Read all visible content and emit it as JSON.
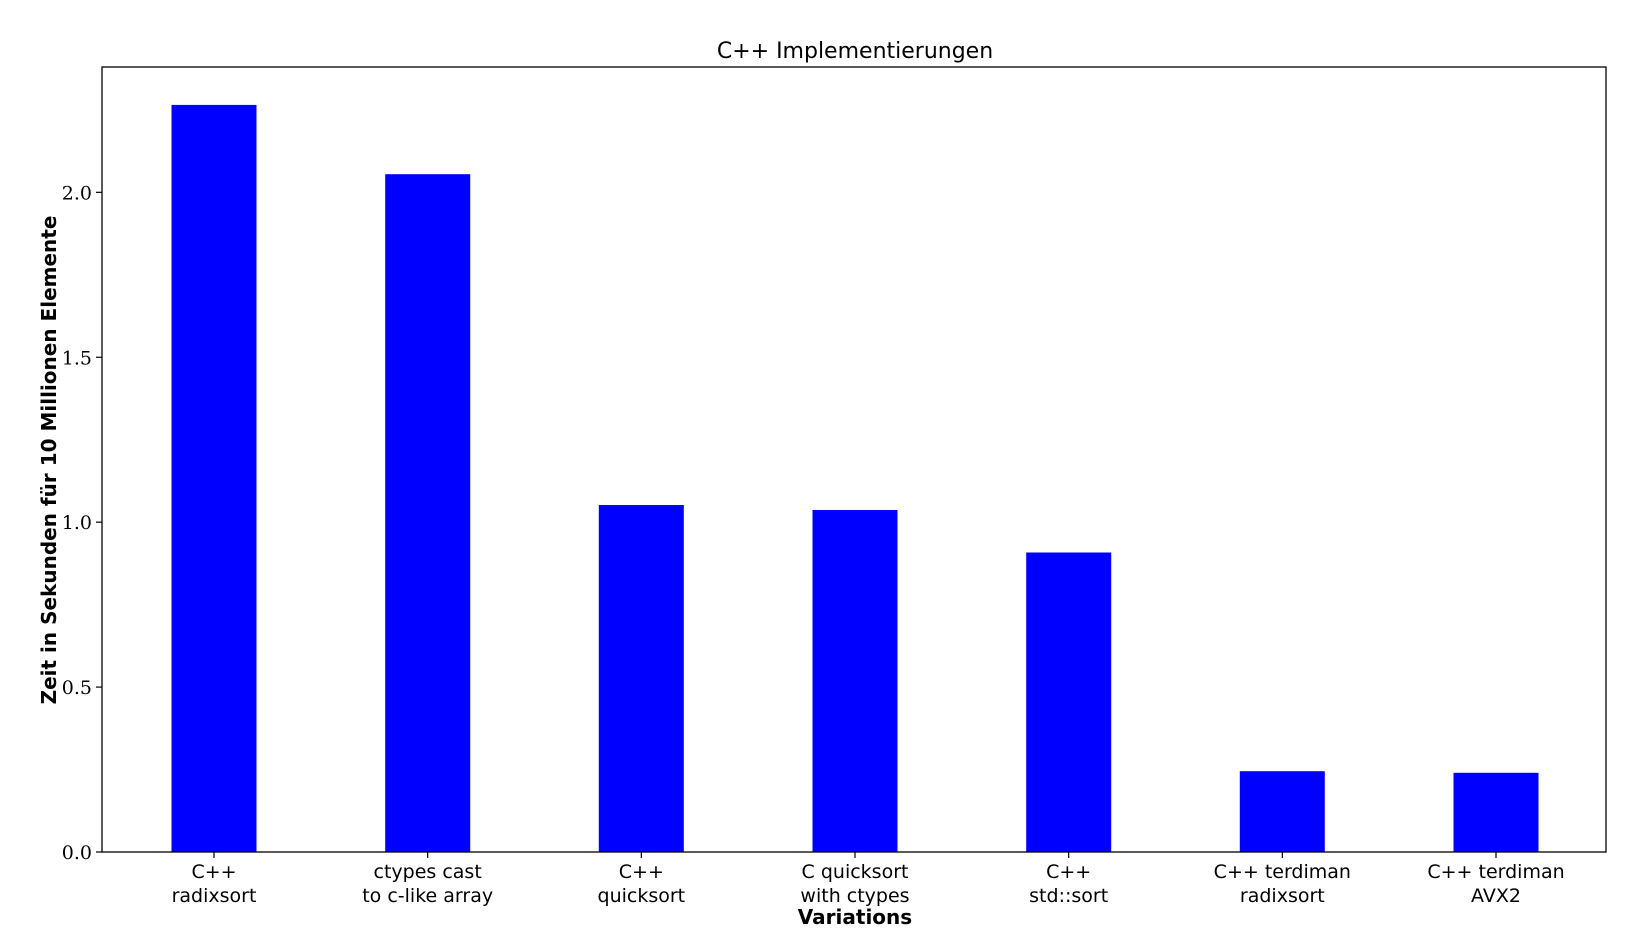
{
  "chart_data": {
    "type": "bar",
    "title": "C++ Implementierungen",
    "xlabel": "Variations",
    "ylabel": "Zeit in Sekunden für 10 Millionen Elemente",
    "categories": [
      [
        "C++",
        "radixsort"
      ],
      [
        "ctypes cast",
        "to c-like array"
      ],
      [
        "C++",
        "quicksort"
      ],
      [
        "C quicksort",
        "with ctypes"
      ],
      [
        "C++",
        "std::sort"
      ],
      [
        "C++ terdiman",
        "radixsort"
      ],
      [
        "C++ terdiman",
        "AVX2"
      ]
    ],
    "values": [
      2.265,
      2.055,
      1.052,
      1.037,
      0.908,
      0.245,
      0.24
    ],
    "ylim": [
      0,
      2.38
    ],
    "yticks": [
      "0.0",
      "0.5",
      "1.0",
      "1.5",
      "2.0"
    ],
    "bar_color": "#0000ff",
    "grid": false,
    "legend": "none"
  }
}
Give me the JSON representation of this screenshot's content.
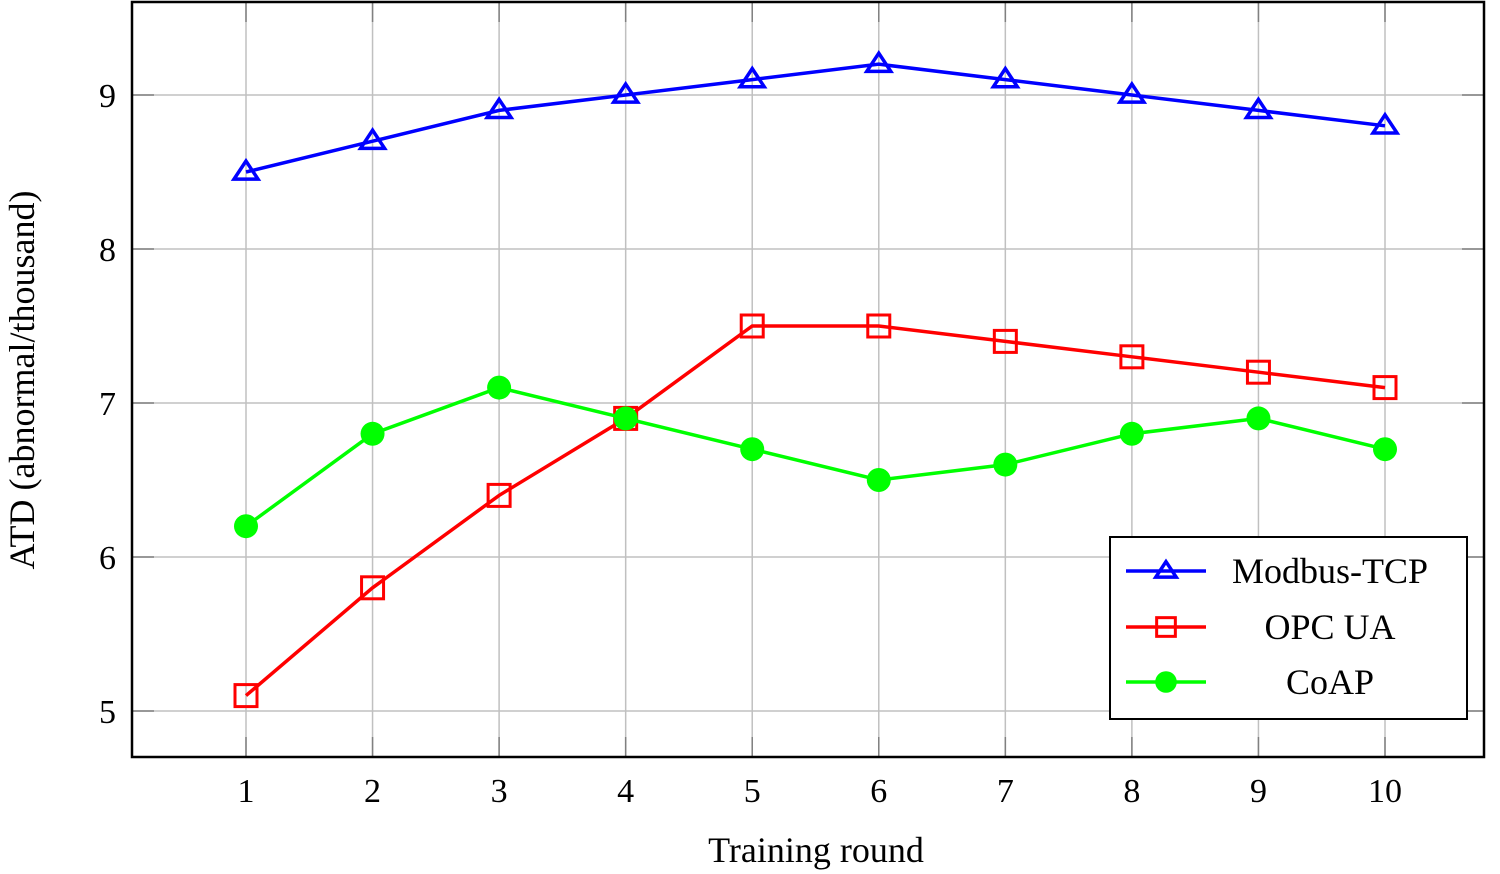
{
  "chart_data": {
    "type": "line",
    "title": "",
    "xlabel": "Training round",
    "ylabel": "ATD (abnormal/thousand)",
    "x": [
      1,
      2,
      3,
      4,
      5,
      6,
      7,
      8,
      9,
      10
    ],
    "x_ticks": [
      "1",
      "2",
      "3",
      "4",
      "5",
      "6",
      "7",
      "8",
      "9",
      "10"
    ],
    "y_ticks": [
      "5",
      "6",
      "7",
      "8",
      "9"
    ],
    "xlim": [
      0.3,
      11.0
    ],
    "ylim": [
      4.7,
      9.6
    ],
    "grid": true,
    "legend_position": "lower right",
    "series": [
      {
        "name": "Modbus-TCP",
        "color": "#0000ff",
        "marker": "triangle-open",
        "values": [
          8.5,
          8.7,
          8.9,
          9.0,
          9.1,
          9.2,
          9.1,
          9.0,
          8.9,
          8.8
        ]
      },
      {
        "name": "OPC UA",
        "color": "#ff0000",
        "marker": "square-open",
        "values": [
          5.1,
          5.8,
          6.4,
          6.9,
          7.5,
          7.5,
          7.4,
          7.3,
          7.2,
          7.1
        ]
      },
      {
        "name": "CoAP",
        "color": "#00ff00",
        "marker": "circle-filled",
        "values": [
          6.2,
          6.8,
          7.1,
          6.9,
          6.7,
          6.5,
          6.6,
          6.8,
          6.9,
          6.7
        ]
      }
    ]
  }
}
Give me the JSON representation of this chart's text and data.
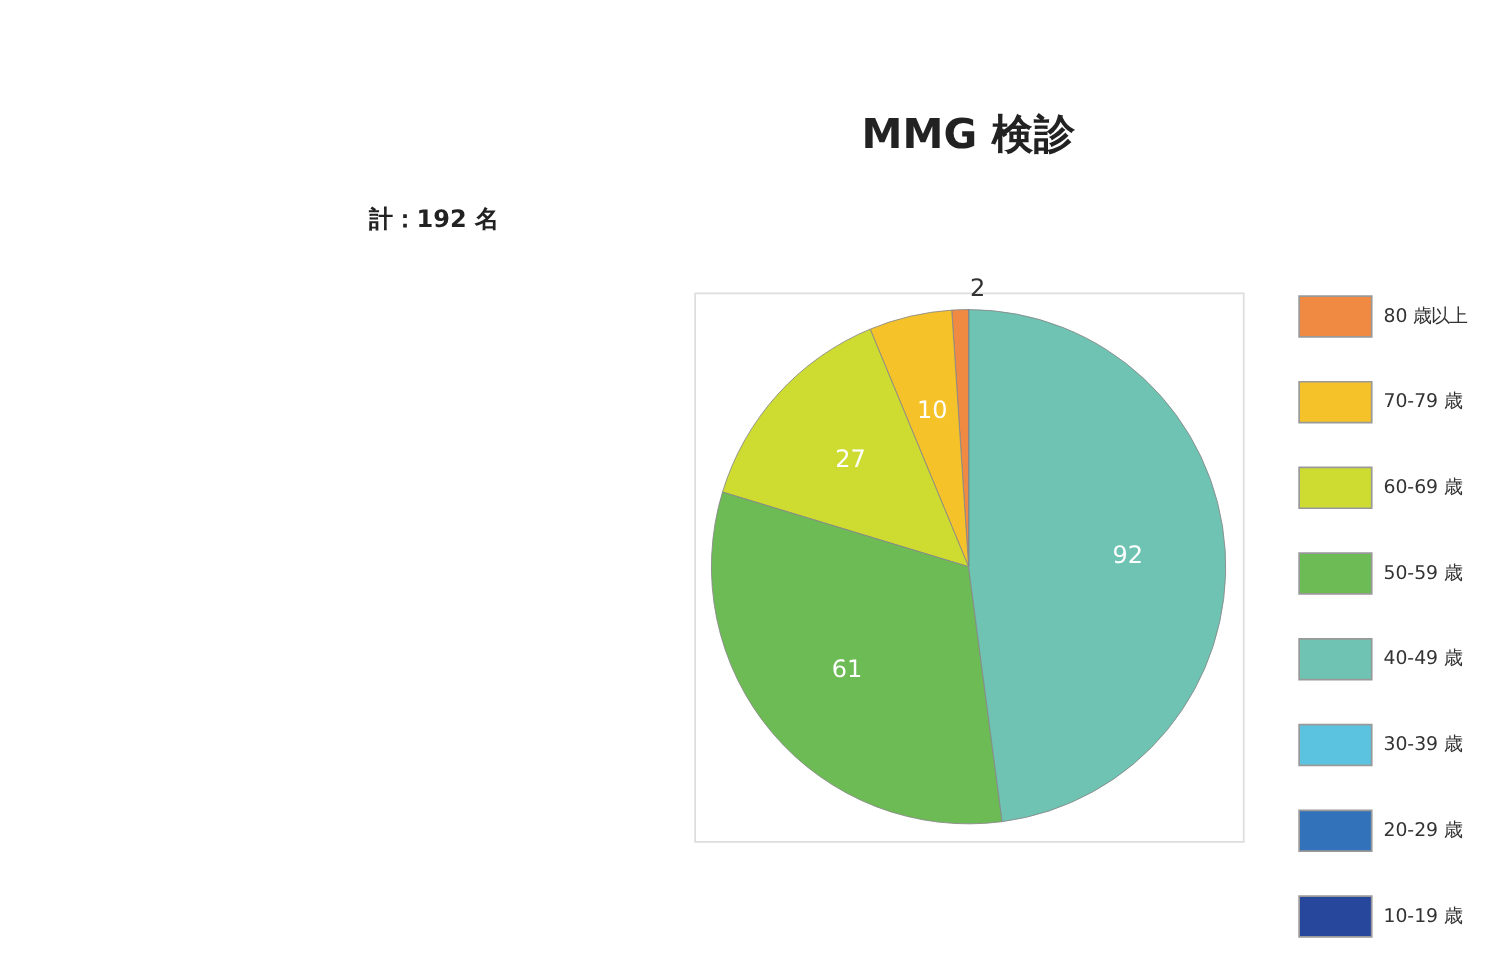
{
  "chart_data": {
    "type": "pie",
    "title": "MMG 検診",
    "annotations": [
      "計：192 名"
    ],
    "categories": [
      "80 歳以上",
      "70-79 歳",
      "60-69 歳",
      "50-59 歳",
      "40-49 歳",
      "30-39 歳",
      "20-29 歳",
      "10-19 歳"
    ],
    "values": [
      2,
      10,
      27,
      61,
      92,
      0,
      0,
      0
    ],
    "value_labels": [
      "2",
      "10",
      "27",
      "61",
      "92",
      null,
      null,
      null
    ],
    "colors": [
      "#f08a43",
      "#f5c22a",
      "#cedc32",
      "#6cbb55",
      "#6fc3b3",
      "#5bc3e0",
      "#3272bb",
      "#27479c"
    ],
    "legend": "right"
  }
}
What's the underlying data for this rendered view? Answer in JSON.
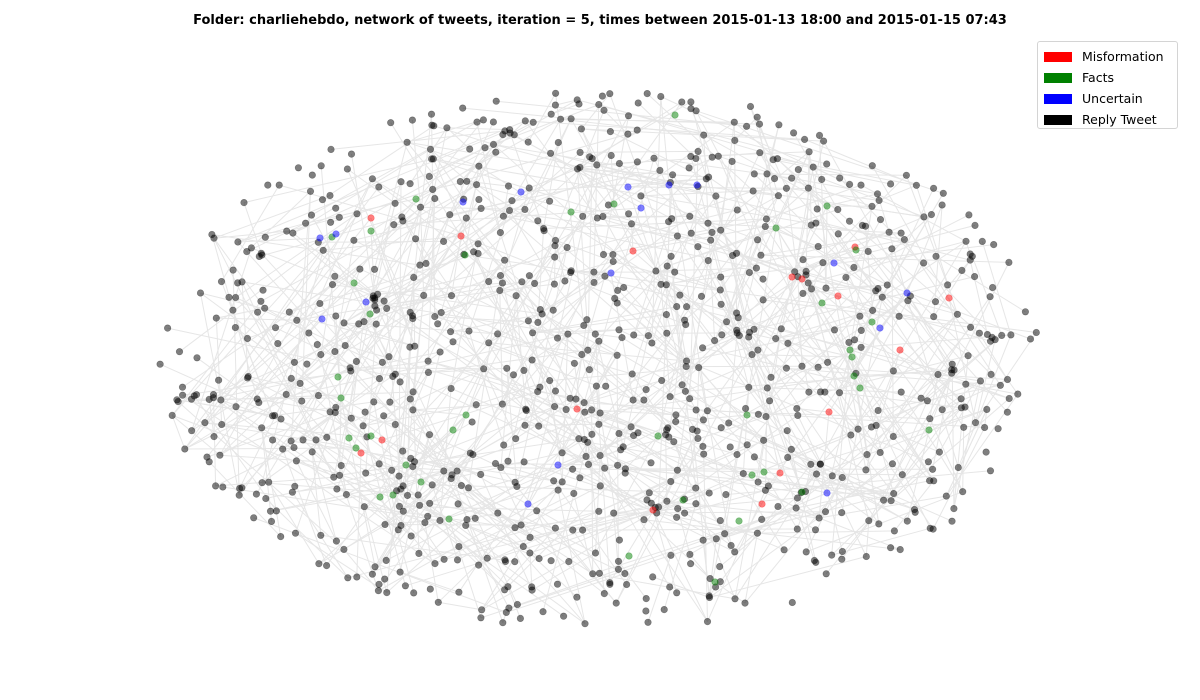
{
  "title": "Folder: charliehebdo, network of tweets, iteration = 5, times between 2015-01-13 18:00 and 2015-01-15 07:43",
  "legend": [
    {
      "label": "Misformation",
      "color": "#ff0000"
    },
    {
      "label": "Facts",
      "color": "#008000"
    },
    {
      "label": "Uncertain",
      "color": "#0000ff"
    },
    {
      "label": "Reply Tweet",
      "color": "#000000"
    }
  ],
  "network": {
    "edge_color": "#e6e6e6",
    "node_opacity": 0.5,
    "category_colors": {
      "misinformation": "#ff0000",
      "facts": "#008000",
      "uncertain": "#0000ff",
      "reply": "#000000"
    },
    "reply_node_count": 900,
    "edge_count": 1150
  }
}
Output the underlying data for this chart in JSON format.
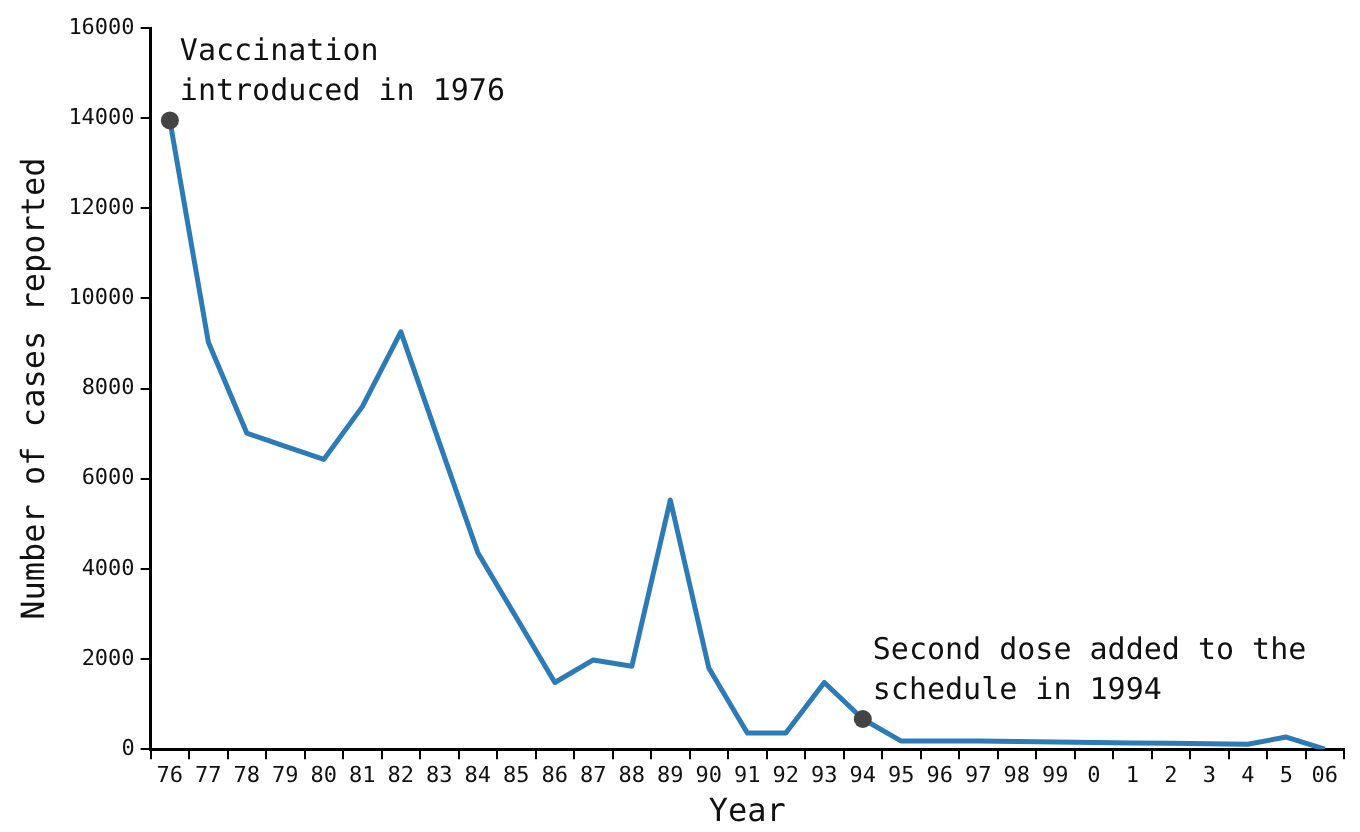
{
  "chart_data": {
    "type": "line",
    "xlabel": "Year",
    "ylabel": "Number of cases reported",
    "categories": [
      "76",
      "77",
      "78",
      "79",
      "80",
      "81",
      "82",
      "83",
      "84",
      "85",
      "86",
      "87",
      "88",
      "89",
      "90",
      "91",
      "92",
      "93",
      "94",
      "95",
      "96",
      "97",
      "98",
      "99",
      "0",
      "1",
      "2",
      "3",
      "4",
      "5",
      "06"
    ],
    "series": [
      {
        "color": "#2c7bb6",
        "values": [
          13950,
          9030,
          7010,
          6720,
          6430,
          7600,
          9260,
          6800,
          4360,
          2920,
          1480,
          1980,
          1840,
          5530,
          1800,
          360,
          360,
          1480,
          670,
          180,
          180,
          180,
          170,
          160,
          150,
          140,
          130,
          120,
          110,
          270,
          0
        ]
      }
    ],
    "ylim": [
      0,
      16000
    ],
    "yticks": [
      0,
      2000,
      4000,
      6000,
      8000,
      10000,
      12000,
      14000,
      16000
    ],
    "grid": false,
    "legend": false,
    "marker": "none",
    "line_style": "solid",
    "annotations": [
      {
        "text": "Vaccination\nintroduced in 1976",
        "x": "76",
        "y": 13950
      },
      {
        "text": "Second dose added to the\nschedule in 1994",
        "x": "94",
        "y": 670
      }
    ]
  }
}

================================

## WHAT THE TASK ASKS
Give only the number of lines in the listing above that include the string "right".

## EXERCISE SOLUTION
2